• [Problem statement]: Look over the lines below. Report each one that includes the string "Dataset".

____ Working data

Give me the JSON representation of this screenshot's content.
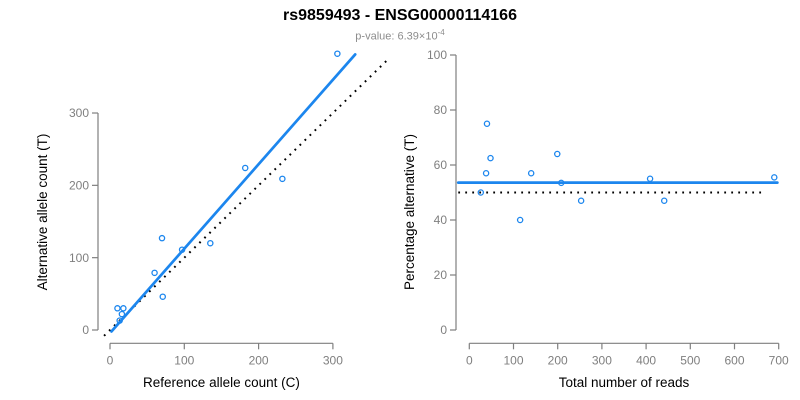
{
  "header": {
    "title": "rs9859493 - ENSG00000114166",
    "subtitle_prefix": "p-value: 6.39×10",
    "subtitle_exponent": "-4"
  },
  "colors": {
    "accent_blue": "#1c86ee",
    "identity_black": "#000000",
    "axis_gray": "#7f7f7f",
    "tick_label_gray": "#7f7f7f",
    "axis_title_black": "#000000",
    "subtitle_gray": "#8c8c8c"
  },
  "chart_data": [
    {
      "type": "scatter",
      "panel": "left",
      "xlabel": "Reference allele count (C)",
      "ylabel": "Alternative allele count (T)",
      "xticks": [
        0,
        100,
        200,
        300
      ],
      "yticks": [
        0,
        100,
        200,
        300
      ],
      "xlim": [
        0,
        330
      ],
      "ylim": [
        0,
        385
      ],
      "grid": false,
      "legend": "none",
      "points": [
        [
          10,
          30
        ],
        [
          18,
          30
        ],
        [
          16,
          22
        ],
        [
          13,
          13
        ],
        [
          71,
          46
        ],
        [
          60,
          79
        ],
        [
          70,
          127
        ],
        [
          97,
          111
        ],
        [
          135,
          120
        ],
        [
          182,
          224
        ],
        [
          232,
          209
        ],
        [
          306,
          382
        ]
      ],
      "fit_line": {
        "x1": 2,
        "y1": -2,
        "x2": 330,
        "y2": 381
      },
      "identity_line": {
        "x1": -8,
        "y1": -8,
        "x2": 374,
        "y2": 374
      }
    },
    {
      "type": "scatter",
      "panel": "right",
      "xlabel": "Total number of reads",
      "ylabel": "Percentage alternative (T)",
      "xticks": [
        0,
        100,
        200,
        300,
        400,
        500,
        600,
        700
      ],
      "yticks": [
        0,
        20,
        40,
        60,
        80,
        100
      ],
      "xlim": [
        0,
        700
      ],
      "ylim": [
        0,
        100
      ],
      "grid": false,
      "legend": "none",
      "points": [
        [
          40,
          75
        ],
        [
          48,
          62.5
        ],
        [
          38,
          57
        ],
        [
          26,
          50
        ],
        [
          115,
          40
        ],
        [
          140,
          57
        ],
        [
          199,
          64
        ],
        [
          208,
          53.5
        ],
        [
          253,
          47
        ],
        [
          409,
          55
        ],
        [
          441,
          47
        ],
        [
          690,
          55.5
        ]
      ],
      "mean_line": {
        "y": 53.6,
        "x1": -25,
        "x2": 697
      },
      "null_line": {
        "y": 50,
        "x1": -25,
        "x2": 671
      }
    }
  ]
}
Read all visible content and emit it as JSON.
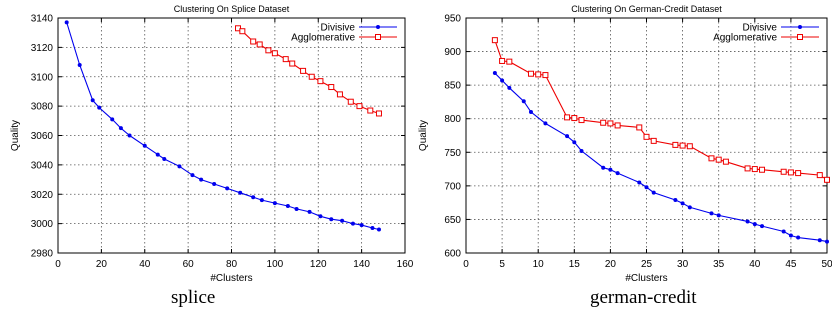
{
  "chart_data": [
    {
      "type": "line",
      "title": "Clustering On Splice Dataset",
      "xlabel": "#Clusters",
      "ylabel": "Quality",
      "caption": "splice",
      "xlim": [
        0,
        160
      ],
      "ylim": [
        2980,
        3140
      ],
      "xticks": [
        0,
        20,
        40,
        60,
        80,
        100,
        120,
        140,
        160
      ],
      "yticks": [
        2980,
        3000,
        3020,
        3040,
        3060,
        3080,
        3100,
        3120,
        3140
      ],
      "grid": true,
      "legend_position": "top-right",
      "series": [
        {
          "name": "Divisive",
          "color": "#0000ee",
          "marker": "dot",
          "x": [
            4,
            10,
            16,
            19,
            25,
            29,
            33,
            40,
            46,
            49,
            56,
            62,
            66,
            72,
            78,
            84,
            90,
            94,
            100,
            106,
            110,
            116,
            121,
            126,
            131,
            136,
            140,
            145,
            148
          ],
          "y": [
            3137,
            3108,
            3084,
            3079,
            3071,
            3065,
            3060,
            3053,
            3047,
            3044,
            3039,
            3033,
            3030,
            3027,
            3024,
            3021,
            3018,
            3016,
            3014,
            3012,
            3010,
            3008,
            3005,
            3003,
            3002,
            3000,
            2999,
            2997,
            2996
          ]
        },
        {
          "name": "Agglomerative",
          "color": "#ee0000",
          "marker": "square",
          "x": [
            83,
            85,
            90,
            93,
            97,
            100,
            105,
            108,
            113,
            117,
            121,
            126,
            130,
            135,
            139,
            144,
            148
          ],
          "y": [
            3133,
            3131,
            3124,
            3122,
            3118,
            3116,
            3112,
            3109,
            3104,
            3100,
            3097,
            3093,
            3088,
            3083,
            3080,
            3077,
            3075
          ]
        }
      ]
    },
    {
      "type": "line",
      "title": "Clustering On German-Credit Dataset",
      "xlabel": "#Clusters",
      "ylabel": "Quality",
      "caption": "german-credit",
      "xlim": [
        0,
        50
      ],
      "ylim": [
        600,
        950
      ],
      "xticks": [
        0,
        5,
        10,
        15,
        20,
        25,
        30,
        35,
        40,
        45,
        50
      ],
      "yticks": [
        600,
        650,
        700,
        750,
        800,
        850,
        900,
        950
      ],
      "grid": true,
      "legend_position": "top-right",
      "series": [
        {
          "name": "Divisive",
          "color": "#0000ee",
          "marker": "dot",
          "x": [
            4,
            5,
            6,
            8,
            9,
            11,
            14,
            15,
            16,
            19,
            20,
            21,
            24,
            25,
            26,
            29,
            30,
            31,
            34,
            35,
            39,
            40,
            41,
            44,
            45,
            46,
            49,
            50
          ],
          "y": [
            868,
            857,
            846,
            826,
            810,
            793,
            774,
            765,
            752,
            727,
            724,
            719,
            705,
            698,
            690,
            679,
            674,
            668,
            659,
            656,
            647,
            643,
            640,
            632,
            626,
            623,
            619,
            617
          ]
        },
        {
          "name": "Agglomerative",
          "color": "#ee0000",
          "marker": "square",
          "x": [
            4,
            5,
            6,
            9,
            10,
            11,
            14,
            15,
            16,
            19,
            20,
            21,
            24,
            25,
            26,
            29,
            30,
            31,
            34,
            35,
            36,
            39,
            40,
            41,
            44,
            45,
            46,
            49,
            50
          ],
          "y": [
            917,
            886,
            885,
            867,
            866,
            865,
            802,
            801,
            798,
            794,
            793,
            790,
            787,
            773,
            767,
            761,
            760,
            759,
            741,
            739,
            736,
            726,
            725,
            724,
            721,
            720,
            719,
            716,
            709
          ]
        }
      ]
    }
  ]
}
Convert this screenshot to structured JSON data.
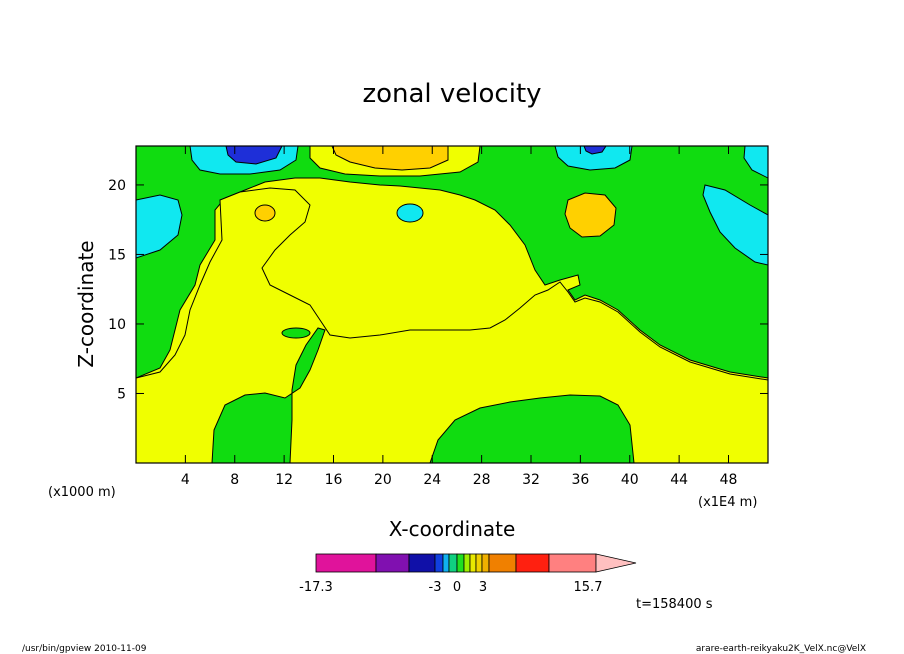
{
  "chart_data": {
    "type": "contour",
    "title": "zonal velocity",
    "xlabel": "X-coordinate",
    "ylabel": "Z-coordinate",
    "x_unit": "(x1E4 m)",
    "y_unit": "(x1000 m)",
    "xlim": [
      0,
      51.2
    ],
    "ylim": [
      0,
      22.8
    ],
    "xticks": [
      "4",
      "8",
      "12",
      "16",
      "20",
      "24",
      "28",
      "32",
      "36",
      "40",
      "44",
      "48"
    ],
    "yticks": [
      "5",
      "10",
      "15",
      "20"
    ],
    "time_label": "t=158400 s",
    "colorbar": {
      "labels": [
        "-17.3",
        "-3",
        "0",
        "3",
        "15.7"
      ],
      "colors": [
        "#e0139b",
        "#8010b0",
        "#1010a8",
        "#1040e0",
        "#10b0f0",
        "#10d080",
        "#20e020",
        "#a0f000",
        "#e8e800",
        "#f0d000",
        "#f0b000",
        "#f08000",
        "#ff2010",
        "#ff8080",
        "#ffc0c0"
      ]
    },
    "legend_colors": {
      "negative_strong": "#1e2fd8",
      "negative": "#10e8f0",
      "near_zero_neg": "#10dc10",
      "near_zero_pos": "#f0ff00",
      "positive": "#ffd000"
    }
  },
  "footer": {
    "left": "/usr/bin/gpview   2010-11-09",
    "right": "arare-earth-reikyaku2K_VelX.nc@VelX"
  }
}
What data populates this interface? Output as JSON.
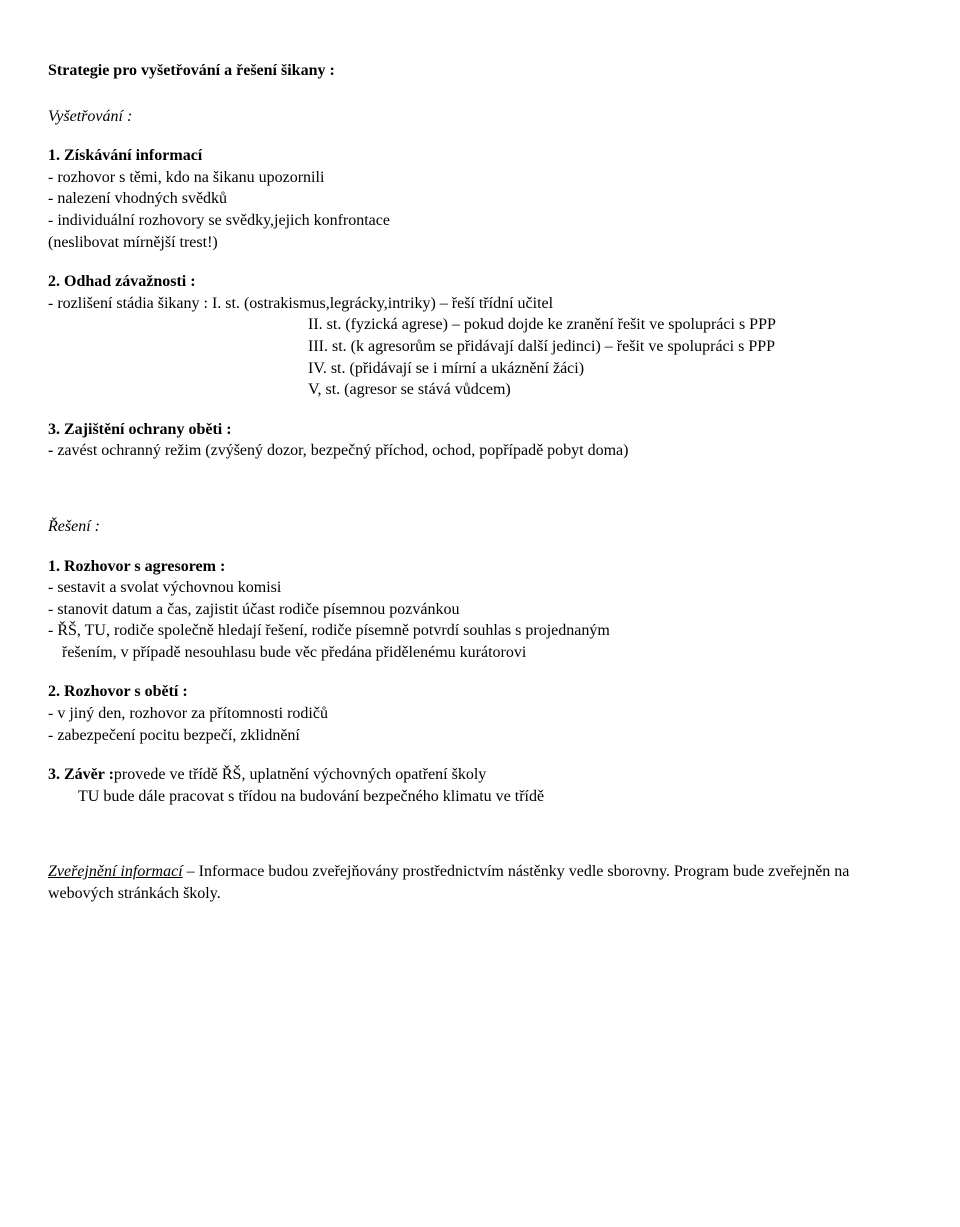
{
  "title": "Strategie pro vyšetřování a řešení šikany :",
  "investigation": {
    "heading": "Vyšetřování :",
    "s1": {
      "num_head": "1. Získávání informací",
      "b1": "- rozhovor s těmi, kdo na šikanu upozornili",
      "b2": "- nalezení vhodných svědků",
      "b3": "- individuální rozhovory se svědky,jejich konfrontace",
      "b4": "  (neslibovat mírnější trest!)"
    },
    "s2": {
      "num_head": "2. Odhad závažnosti :",
      "b1": "- rozlišení stádia šikany : I. st. (ostrakismus,legrácky,intriky) – řeší třídní učitel",
      "b2": "II. st. (fyzická agrese) – pokud dojde ke zranění řešit ve spolupráci s PPP",
      "b3": "III. st. (k agresorům se přidávají další jedinci) – řešit ve spolupráci s PPP",
      "b4": "IV. st. (přidávají se i mírní a ukáznění žáci)",
      "b5": "V, st. (agresor se stává vůdcem)"
    },
    "s3": {
      "num_head": "3. Zajištění ochrany oběti :",
      "b1_pre": "- ",
      "b1": "zavést ochranný režim (zvýšený dozor, bezpečný příchod, ochod, popřípadě pobyt doma)"
    }
  },
  "solution": {
    "heading": "Řešení :",
    "s1": {
      "num_head": "1. Rozhovor s agresorem :",
      "b1": " - sestavit a svolat výchovnou komisi",
      "b2": "- stanovit datum a čas, zajistit účast rodiče písemnou pozvánkou",
      "b3": "- ŘŠ, TU, rodiče společně hledají řešení, rodiče písemně potvrdí souhlas s projednaným",
      "b3b": "řešením, v případě nesouhlasu bude věc předána přidělenému kurátorovi"
    },
    "s2": {
      "num_head": "2. Rozhovor s obětí :",
      "b1": "- v jiný den, rozhovor za přítomnosti rodičů",
      "b2": "- zabezpečení pocitu bezpečí, zklidnění"
    },
    "s3": {
      "num_head": "3. Závěr :",
      "rest1": "provede ve třídě ŘŠ, uplatnění výchovných opatření školy",
      "rest2": "TU bude dále pracovat s třídou na budování bezpečného klimatu ve třídě"
    }
  },
  "publication": {
    "label": "Zveřejnění informací",
    "text1": " – Informace budou zveřejňovány prostřednictvím nástěnky  vedle sborovny. Program bude zveřejněn na webových stránkách školy."
  }
}
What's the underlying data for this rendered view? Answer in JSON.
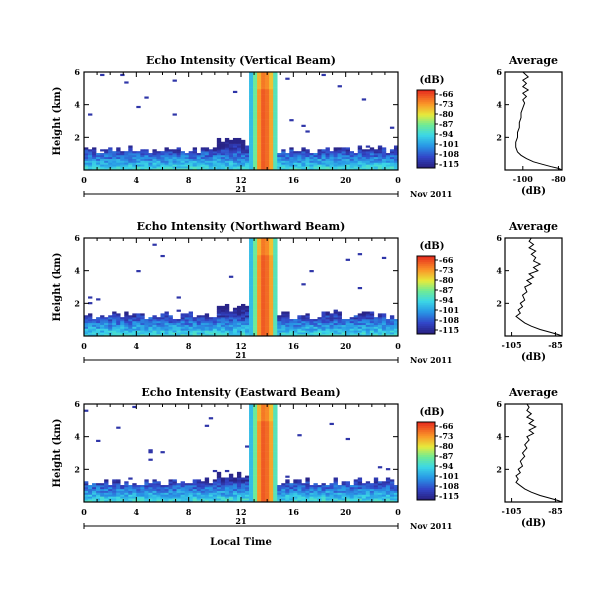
{
  "chart_data": [
    {
      "type": "heatmap",
      "title": "Echo Intensity (Vertical Beam)",
      "ylabel": "Height (km)",
      "xticks": [
        "0",
        "4",
        "8",
        "12",
        "16",
        "20",
        "0"
      ],
      "xlim": [
        0,
        24
      ],
      "yticks": [
        "2",
        "4",
        "6"
      ],
      "ylim": [
        0,
        6
      ],
      "date_day": "21",
      "date_month": "Nov 2011",
      "colorbar": {
        "title": "(dB)",
        "ticks": [
          "-66",
          "-73",
          "-80",
          "-87",
          "-94",
          "-101",
          "-108",
          "-115"
        ],
        "range": [
          -115,
          -66
        ]
      },
      "profile": {
        "title": "Average",
        "xlabel": "(dB)",
        "xticks": [
          "-100",
          "-80"
        ],
        "xlim": [
          -110,
          -78
        ],
        "yticks": [
          "2",
          "4",
          "6"
        ],
        "points": [
          [
            -78,
            0.0
          ],
          [
            -80,
            0.1
          ],
          [
            -84,
            0.2
          ],
          [
            -89,
            0.35
          ],
          [
            -94,
            0.5
          ],
          [
            -98,
            0.7
          ],
          [
            -101,
            0.9
          ],
          [
            -103,
            1.1
          ],
          [
            -104,
            1.4
          ],
          [
            -104,
            1.7
          ],
          [
            -103,
            2.0
          ],
          [
            -103,
            2.3
          ],
          [
            -102,
            2.6
          ],
          [
            -102,
            2.9
          ],
          [
            -101,
            3.2
          ],
          [
            -101,
            3.5
          ],
          [
            -100,
            3.8
          ],
          [
            -99,
            4.1
          ],
          [
            -100,
            4.3
          ],
          [
            -98,
            4.5
          ],
          [
            -100,
            4.7
          ],
          [
            -97,
            4.9
          ],
          [
            -100,
            5.1
          ],
          [
            -98,
            5.3
          ],
          [
            -100,
            5.5
          ],
          [
            -97,
            5.7
          ],
          [
            -99,
            5.9
          ],
          [
            -100,
            6.0
          ]
        ]
      }
    },
    {
      "type": "heatmap",
      "title": "Echo Intensity (Northward Beam)",
      "ylabel": "Height (km)",
      "xticks": [
        "0",
        "4",
        "8",
        "12",
        "16",
        "20",
        "0"
      ],
      "xlim": [
        0,
        24
      ],
      "yticks": [
        "2",
        "4",
        "6"
      ],
      "ylim": [
        0,
        6
      ],
      "date_day": "21",
      "date_month": "Nov 2011",
      "colorbar": {
        "title": "(dB)",
        "ticks": [
          "-66",
          "-73",
          "-80",
          "-87",
          "-94",
          "-101",
          "-108",
          "-115"
        ],
        "range": [
          -115,
          -66
        ]
      },
      "profile": {
        "title": "Average",
        "xlabel": "(dB)",
        "xticks": [
          "-105",
          "-85"
        ],
        "xlim": [
          -108,
          -82
        ],
        "yticks": [
          "2",
          "4",
          "6"
        ],
        "points": [
          [
            -82,
            0.0
          ],
          [
            -84,
            0.1
          ],
          [
            -88,
            0.25
          ],
          [
            -92,
            0.4
          ],
          [
            -96,
            0.6
          ],
          [
            -99,
            0.8
          ],
          [
            -101,
            1.0
          ],
          [
            -103,
            1.2
          ],
          [
            -101,
            1.4
          ],
          [
            -102,
            1.6
          ],
          [
            -100,
            1.8
          ],
          [
            -101,
            2.0
          ],
          [
            -99,
            2.2
          ],
          [
            -100,
            2.5
          ],
          [
            -98,
            2.7
          ],
          [
            -99,
            3.0
          ],
          [
            -96,
            3.2
          ],
          [
            -98,
            3.4
          ],
          [
            -95,
            3.6
          ],
          [
            -97,
            3.8
          ],
          [
            -93,
            4.0
          ],
          [
            -95,
            4.2
          ],
          [
            -92,
            4.4
          ],
          [
            -95,
            4.6
          ],
          [
            -94,
            4.8
          ],
          [
            -96,
            5.0
          ],
          [
            -94,
            5.2
          ],
          [
            -97,
            5.4
          ],
          [
            -95,
            5.6
          ],
          [
            -97,
            5.8
          ],
          [
            -96,
            6.0
          ]
        ]
      }
    },
    {
      "type": "heatmap",
      "title": "Echo Intensity (Eastward Beam)",
      "ylabel": "Height (km)",
      "xlabel": "Local Time",
      "xticks": [
        "0",
        "4",
        "8",
        "12",
        "16",
        "20",
        "0"
      ],
      "xlim": [
        0,
        24
      ],
      "yticks": [
        "2",
        "4",
        "6"
      ],
      "ylim": [
        0,
        6
      ],
      "date_day": "21",
      "date_month": "Nov 2011",
      "colorbar": {
        "title": "(dB)",
        "ticks": [
          "-66",
          "-73",
          "-80",
          "-87",
          "-94",
          "-101",
          "-108",
          "-115"
        ],
        "range": [
          -115,
          -66
        ]
      },
      "profile": {
        "title": "Average",
        "xlabel": "(dB)",
        "xticks": [
          "-105",
          "-85"
        ],
        "xlim": [
          -108,
          -82
        ],
        "yticks": [
          "2",
          "4",
          "6"
        ],
        "points": [
          [
            -82,
            0.0
          ],
          [
            -84,
            0.1
          ],
          [
            -88,
            0.25
          ],
          [
            -92,
            0.4
          ],
          [
            -96,
            0.6
          ],
          [
            -99,
            0.8
          ],
          [
            -101,
            1.0
          ],
          [
            -103,
            1.2
          ],
          [
            -102,
            1.4
          ],
          [
            -103,
            1.6
          ],
          [
            -101,
            1.8
          ],
          [
            -102,
            2.0
          ],
          [
            -100,
            2.2
          ],
          [
            -101,
            2.5
          ],
          [
            -99,
            2.8
          ],
          [
            -100,
            3.0
          ],
          [
            -98,
            3.3
          ],
          [
            -99,
            3.5
          ],
          [
            -97,
            3.8
          ],
          [
            -98,
            4.0
          ],
          [
            -95,
            4.2
          ],
          [
            -97,
            4.4
          ],
          [
            -94,
            4.6
          ],
          [
            -97,
            4.8
          ],
          [
            -95,
            5.0
          ],
          [
            -98,
            5.2
          ],
          [
            -96,
            5.4
          ],
          [
            -98,
            5.6
          ],
          [
            -97,
            5.8
          ],
          [
            -98,
            6.0
          ]
        ]
      }
    }
  ]
}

________

• [Result for this task]:
      "title": "Clustering On Splice Dataset",
      "title": "Clustering On German-Credit Dataset",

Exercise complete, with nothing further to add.